▶ What is asked
Repeat the listing that follows, character for character, minus the pictures.

((

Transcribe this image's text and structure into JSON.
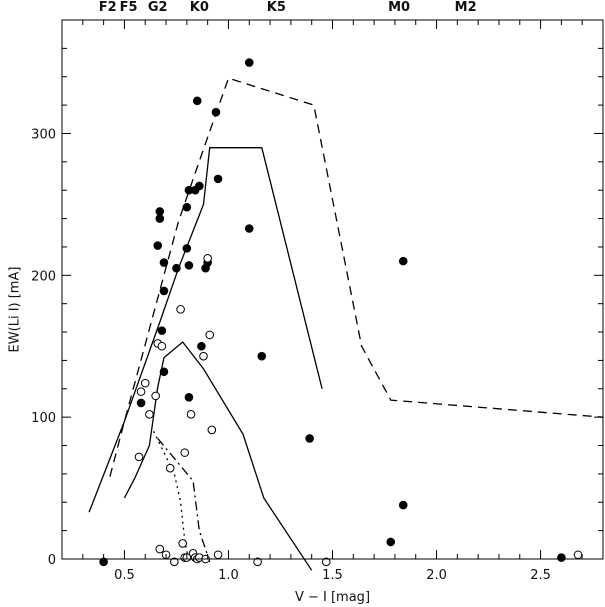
{
  "chart_data": {
    "type": "scatter",
    "title": "",
    "xlabel": "V − I [mag]",
    "ylabel": "EW(Li I) [mA]",
    "xlim": [
      0.2,
      2.8
    ],
    "ylim": [
      0,
      380
    ],
    "grid": false,
    "x_ticks": [
      {
        "value": 0.5,
        "label": "0.5"
      },
      {
        "value": 1.0,
        "label": "1.0"
      },
      {
        "value": 1.5,
        "label": "1.5"
      },
      {
        "value": 2.0,
        "label": "2.0"
      },
      {
        "value": 2.5,
        "label": "2.5"
      }
    ],
    "y_ticks": [
      {
        "value": 0,
        "label": "0"
      },
      {
        "value": 100,
        "label": "100"
      },
      {
        "value": 200,
        "label": "200"
      },
      {
        "value": 300,
        "label": "300"
      }
    ],
    "spectral_types": [
      {
        "label": "F2",
        "x": 0.42
      },
      {
        "label": "F5",
        "x": 0.52
      },
      {
        "label": "G2",
        "x": 0.66
      },
      {
        "label": "K0",
        "x": 0.86
      },
      {
        "label": "K5",
        "x": 1.23
      },
      {
        "label": "M0",
        "x": 1.82
      },
      {
        "label": "M2",
        "x": 2.14
      }
    ],
    "series": [
      {
        "style": "filled",
        "points": [
          [
            0.4,
            -2
          ],
          [
            0.58,
            110
          ],
          [
            0.66,
            221
          ],
          [
            0.67,
            245
          ],
          [
            0.67,
            240
          ],
          [
            0.68,
            161
          ],
          [
            0.69,
            209
          ],
          [
            0.69,
            189
          ],
          [
            0.69,
            132
          ],
          [
            0.75,
            205
          ],
          [
            0.8,
            219
          ],
          [
            0.8,
            248
          ],
          [
            0.81,
            260
          ],
          [
            0.81,
            114
          ],
          [
            0.81,
            207
          ],
          [
            0.84,
            260
          ],
          [
            0.85,
            323
          ],
          [
            0.86,
            263
          ],
          [
            0.87,
            150
          ],
          [
            0.89,
            205
          ],
          [
            0.9,
            209
          ],
          [
            0.94,
            315
          ],
          [
            0.95,
            268
          ],
          [
            1.1,
            350
          ],
          [
            1.1,
            233
          ],
          [
            1.16,
            143
          ],
          [
            1.39,
            85
          ],
          [
            1.78,
            12
          ],
          [
            1.84,
            210
          ],
          [
            1.84,
            38
          ],
          [
            2.6,
            1
          ]
        ]
      },
      {
        "style": "open",
        "points": [
          [
            0.57,
            72
          ],
          [
            0.58,
            118
          ],
          [
            0.6,
            124
          ],
          [
            0.62,
            102
          ],
          [
            0.65,
            115
          ],
          [
            0.66,
            152
          ],
          [
            0.67,
            7
          ],
          [
            0.68,
            150
          ],
          [
            0.7,
            3
          ],
          [
            0.72,
            64
          ],
          [
            0.74,
            -2
          ],
          [
            0.77,
            176
          ],
          [
            0.78,
            11
          ],
          [
            0.79,
            75
          ],
          [
            0.79,
            1
          ],
          [
            0.8,
            1
          ],
          [
            0.82,
            102
          ],
          [
            0.83,
            4
          ],
          [
            0.84,
            1
          ],
          [
            0.85,
            0
          ],
          [
            0.86,
            1
          ],
          [
            0.88,
            143
          ],
          [
            0.89,
            0
          ],
          [
            0.9,
            212
          ],
          [
            0.91,
            158
          ],
          [
            0.92,
            91
          ],
          [
            0.95,
            3
          ],
          [
            1.14,
            -2
          ],
          [
            1.47,
            -2
          ],
          [
            2.68,
            3
          ]
        ]
      },
      {
        "style": "solid",
        "points": [
          [
            0.33,
            33
          ],
          [
            0.5,
            97
          ],
          [
            0.67,
            167
          ],
          [
            0.76,
            205
          ],
          [
            0.88,
            250
          ],
          [
            0.91,
            290
          ],
          [
            1.16,
            290
          ],
          [
            1.45,
            120
          ]
        ]
      },
      {
        "style": "solid",
        "points": [
          [
            0.5,
            43
          ],
          [
            0.55,
            57
          ],
          [
            0.62,
            80
          ],
          [
            0.66,
            121
          ],
          [
            0.69,
            142
          ],
          [
            0.78,
            153
          ],
          [
            0.88,
            134
          ],
          [
            1.07,
            88
          ],
          [
            1.17,
            43
          ],
          [
            1.4,
            -8
          ]
        ]
      },
      {
        "style": "dashed",
        "points": [
          [
            0.43,
            58
          ],
          [
            0.5,
            97
          ],
          [
            0.76,
            238
          ],
          [
            0.88,
            289
          ],
          [
            1.0,
            339
          ],
          [
            1.41,
            320
          ],
          [
            1.64,
            150
          ],
          [
            1.78,
            112
          ],
          [
            2.8,
            100
          ]
        ]
      },
      {
        "style": "dotted",
        "points": [
          [
            0.64,
            90
          ],
          [
            0.74,
            60
          ],
          [
            0.77,
            40
          ],
          [
            0.79,
            13
          ],
          [
            0.81,
            -2
          ]
        ]
      },
      {
        "style": "dashdot",
        "points": [
          [
            0.66,
            85
          ],
          [
            0.83,
            55
          ],
          [
            0.86,
            20
          ],
          [
            0.91,
            -2
          ]
        ]
      }
    ]
  }
}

))

▶ Expected answer
Transcribe this image's text and structure into JSON.
{
  "chart_data": {
    "type": "scatter",
    "title": "",
    "xlabel": "V − I [mag]",
    "ylabel": "EW(Li I) [mA]",
    "xlim": [
      0.2,
      2.8
    ],
    "ylim": [
      0,
      380
    ],
    "grid": false,
    "x_ticks": [
      {
        "value": 0.5,
        "label": "0.5"
      },
      {
        "value": 1.0,
        "label": "1.0"
      },
      {
        "value": 1.5,
        "label": "1.5"
      },
      {
        "value": 2.0,
        "label": "2.0"
      },
      {
        "value": 2.5,
        "label": "2.5"
      }
    ],
    "y_ticks": [
      {
        "value": 0,
        "label": "0"
      },
      {
        "value": 100,
        "label": "100"
      },
      {
        "value": 200,
        "label": "200"
      },
      {
        "value": 300,
        "label": "300"
      }
    ],
    "spectral_types": [
      {
        "label": "F2",
        "x": 0.42
      },
      {
        "label": "F5",
        "x": 0.52
      },
      {
        "label": "G2",
        "x": 0.66
      },
      {
        "label": "K0",
        "x": 0.86
      },
      {
        "label": "K5",
        "x": 1.23
      },
      {
        "label": "M0",
        "x": 1.82
      },
      {
        "label": "M2",
        "x": 2.14
      }
    ],
    "series": [
      {
        "style": "filled",
        "points": [
          [
            0.4,
            -2
          ],
          [
            0.58,
            110
          ],
          [
            0.66,
            221
          ],
          [
            0.67,
            245
          ],
          [
            0.67,
            240
          ],
          [
            0.68,
            161
          ],
          [
            0.69,
            209
          ],
          [
            0.69,
            189
          ],
          [
            0.69,
            132
          ],
          [
            0.75,
            205
          ],
          [
            0.8,
            219
          ],
          [
            0.8,
            248
          ],
          [
            0.81,
            260
          ],
          [
            0.81,
            114
          ],
          [
            0.81,
            207
          ],
          [
            0.84,
            260
          ],
          [
            0.85,
            323
          ],
          [
            0.86,
            263
          ],
          [
            0.87,
            150
          ],
          [
            0.89,
            205
          ],
          [
            0.9,
            209
          ],
          [
            0.94,
            315
          ],
          [
            0.95,
            268
          ],
          [
            1.1,
            350
          ],
          [
            1.1,
            233
          ],
          [
            1.16,
            143
          ],
          [
            1.39,
            85
          ],
          [
            1.78,
            12
          ],
          [
            1.84,
            210
          ],
          [
            1.84,
            38
          ],
          [
            2.6,
            1
          ]
        ]
      },
      {
        "style": "open",
        "points": [
          [
            0.57,
            72
          ],
          [
            0.58,
            118
          ],
          [
            0.6,
            124
          ],
          [
            0.62,
            102
          ],
          [
            0.65,
            115
          ],
          [
            0.66,
            152
          ],
          [
            0.67,
            7
          ],
          [
            0.68,
            150
          ],
          [
            0.7,
            3
          ],
          [
            0.72,
            64
          ],
          [
            0.74,
            -2
          ],
          [
            0.77,
            176
          ],
          [
            0.78,
            11
          ],
          [
            0.79,
            75
          ],
          [
            0.79,
            1
          ],
          [
            0.8,
            1
          ],
          [
            0.82,
            102
          ],
          [
            0.83,
            4
          ],
          [
            0.84,
            1
          ],
          [
            0.85,
            0
          ],
          [
            0.86,
            1
          ],
          [
            0.88,
            143
          ],
          [
            0.89,
            0
          ],
          [
            0.9,
            212
          ],
          [
            0.91,
            158
          ],
          [
            0.92,
            91
          ],
          [
            0.95,
            3
          ],
          [
            1.14,
            -2
          ],
          [
            1.47,
            -2
          ],
          [
            2.68,
            3
          ]
        ]
      },
      {
        "style": "solid",
        "points": [
          [
            0.33,
            33
          ],
          [
            0.5,
            97
          ],
          [
            0.67,
            167
          ],
          [
            0.76,
            205
          ],
          [
            0.88,
            250
          ],
          [
            0.91,
            290
          ],
          [
            1.16,
            290
          ],
          [
            1.45,
            120
          ]
        ]
      },
      {
        "style": "solid",
        "points": [
          [
            0.5,
            43
          ],
          [
            0.55,
            57
          ],
          [
            0.62,
            80
          ],
          [
            0.66,
            121
          ],
          [
            0.69,
            142
          ],
          [
            0.78,
            153
          ],
          [
            0.88,
            134
          ],
          [
            1.07,
            88
          ],
          [
            1.17,
            43
          ],
          [
            1.4,
            -8
          ]
        ]
      },
      {
        "style": "dashed",
        "points": [
          [
            0.43,
            58
          ],
          [
            0.5,
            97
          ],
          [
            0.76,
            238
          ],
          [
            0.88,
            289
          ],
          [
            1.0,
            339
          ],
          [
            1.41,
            320
          ],
          [
            1.64,
            150
          ],
          [
            1.78,
            112
          ],
          [
            2.8,
            100
          ]
        ]
      },
      {
        "style": "dotted",
        "points": [
          [
            0.64,
            90
          ],
          [
            0.74,
            60
          ],
          [
            0.77,
            40
          ],
          [
            0.79,
            13
          ],
          [
            0.81,
            -2
          ]
        ]
      },
      {
        "style": "dashdot",
        "points": [
          [
            0.66,
            85
          ],
          [
            0.83,
            55
          ],
          [
            0.86,
            20
          ],
          [
            0.91,
            -2
          ]
        ]
      }
    ]
  }
}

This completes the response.